Exercise:
Only the text of the entries below should appear in your exact transcription; leave out every picture.

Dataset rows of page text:

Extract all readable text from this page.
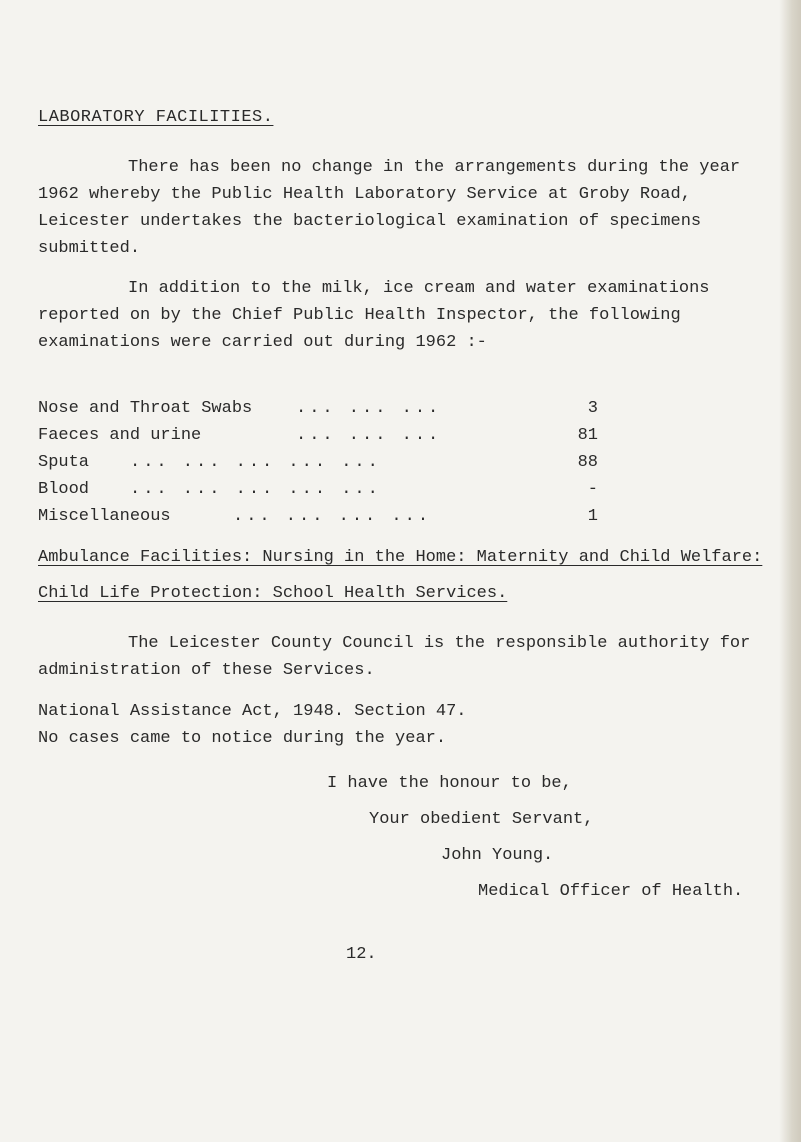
LABORATORY FACILITIES.

There has been no change in the arrangements during the year 1962 whereby the Public Health Laboratory Service at Groby Road, Leicester undertakes the bacteriological examination of specimens submitted.

In addition to the milk, ice cream and water examinations reported on by the Chief Public Health Inspector, the following examinations were carried out during 1962 :-

Nose and Throat Swabs	... ... ...	3
Faeces and urine	... ... ...	81
Sputa ... ... ... ... ...	88
Blood ... ... ... ... ...	-
Miscellaneous	... ... ... ...	1
Ambulance Facilities: Nursing in the Home: Maternity and Child Welfare:
Child Life Protection: School Health Services.

The Leicester County Council is the responsible authority for administration of these Services.

National Assistance Act, 1948. Section 47.
No cases came to notice during the year.
I have the honour to be,
Your obedient Servant,
John Young.
Medical Officer of Health.
12.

Written solution:
Extract all readable text from this page.
LABORATORY FACILITIES.

There has been no change in the arrangements during the year 1962 whereby the Public Health Laboratory Service at Groby Road, Leicester undertakes the bacteriological examination of specimens submitted.

In addition to the milk, ice cream and water examinations reported on by the Chief Public Health Inspector, the following examinations were carried out during 1962 :-

Nose and Throat Swabs	... ... ...	3
Faeces and urine	... ... ...	81
Sputa ... ... ... ... ...	88
Blood ... ... ... ... ...	-
Miscellaneous	... ... ... ...	1
Ambulance Facilities: Nursing in the Home: Maternity and Child Welfare:
Child Life Protection: School Health Services.

The Leicester County Council is the responsible authority for administration of these Services.

National Assistance Act, 1948. Section 47.
No cases came to notice during the year.
I have the honour to be,
Your obedient Servant,
John Young.
Medical Officer of Health.
12.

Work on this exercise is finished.